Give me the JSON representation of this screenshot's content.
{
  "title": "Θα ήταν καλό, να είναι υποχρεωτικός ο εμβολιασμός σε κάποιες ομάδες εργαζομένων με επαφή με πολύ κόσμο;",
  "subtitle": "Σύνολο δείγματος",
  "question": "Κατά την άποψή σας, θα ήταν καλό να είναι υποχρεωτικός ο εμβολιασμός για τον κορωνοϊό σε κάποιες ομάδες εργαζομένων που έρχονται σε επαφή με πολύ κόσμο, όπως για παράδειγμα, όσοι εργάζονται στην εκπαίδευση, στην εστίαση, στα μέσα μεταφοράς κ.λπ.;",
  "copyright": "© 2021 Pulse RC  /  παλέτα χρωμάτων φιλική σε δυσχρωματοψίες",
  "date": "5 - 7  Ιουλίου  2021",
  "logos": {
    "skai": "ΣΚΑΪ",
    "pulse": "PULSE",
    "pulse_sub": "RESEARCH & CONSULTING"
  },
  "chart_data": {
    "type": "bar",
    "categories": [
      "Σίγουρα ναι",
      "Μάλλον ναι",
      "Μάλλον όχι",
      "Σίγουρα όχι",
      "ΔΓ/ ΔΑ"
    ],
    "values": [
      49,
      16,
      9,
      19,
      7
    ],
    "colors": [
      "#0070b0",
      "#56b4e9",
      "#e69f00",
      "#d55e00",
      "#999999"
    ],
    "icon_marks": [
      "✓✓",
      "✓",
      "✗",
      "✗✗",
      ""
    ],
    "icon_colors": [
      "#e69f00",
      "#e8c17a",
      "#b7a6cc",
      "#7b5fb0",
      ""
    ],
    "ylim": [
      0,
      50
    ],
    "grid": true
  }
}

▶ **WHAT TO PRODUCE**
Print every entry exactly as written.

▶ **TASK RESULT**
Give me the JSON representation of this screenshot's content.
{
  "title": "Θα ήταν καλό, να είναι υποχρεωτικός ο εμβολιασμός σε κάποιες ομάδες εργαζομένων με επαφή με πολύ κόσμο;",
  "subtitle": "Σύνολο δείγματος",
  "question": "Κατά την άποψή σας, θα ήταν καλό να είναι υποχρεωτικός ο εμβολιασμός για τον κορωνοϊό σε κάποιες ομάδες εργαζομένων που έρχονται σε επαφή με πολύ κόσμο, όπως για παράδειγμα, όσοι εργάζονται στην εκπαίδευση, στην εστίαση, στα μέσα μεταφοράς κ.λπ.;",
  "copyright": "© 2021 Pulse RC  /  παλέτα χρωμάτων φιλική σε δυσχρωματοψίες",
  "date": "5 - 7  Ιουλίου  2021",
  "logos": {
    "skai": "ΣΚΑΪ",
    "pulse": "PULSE",
    "pulse_sub": "RESEARCH & CONSULTING"
  },
  "chart_data": {
    "type": "bar",
    "categories": [
      "Σίγουρα ναι",
      "Μάλλον ναι",
      "Μάλλον όχι",
      "Σίγουρα όχι",
      "ΔΓ/ ΔΑ"
    ],
    "values": [
      49,
      16,
      9,
      19,
      7
    ],
    "colors": [
      "#0070b0",
      "#56b4e9",
      "#e69f00",
      "#d55e00",
      "#999999"
    ],
    "icon_marks": [
      "✓✓",
      "✓",
      "✗",
      "✗✗",
      ""
    ],
    "icon_colors": [
      "#e69f00",
      "#e8c17a",
      "#b7a6cc",
      "#7b5fb0",
      ""
    ],
    "ylim": [
      0,
      50
    ],
    "grid": true
  }
}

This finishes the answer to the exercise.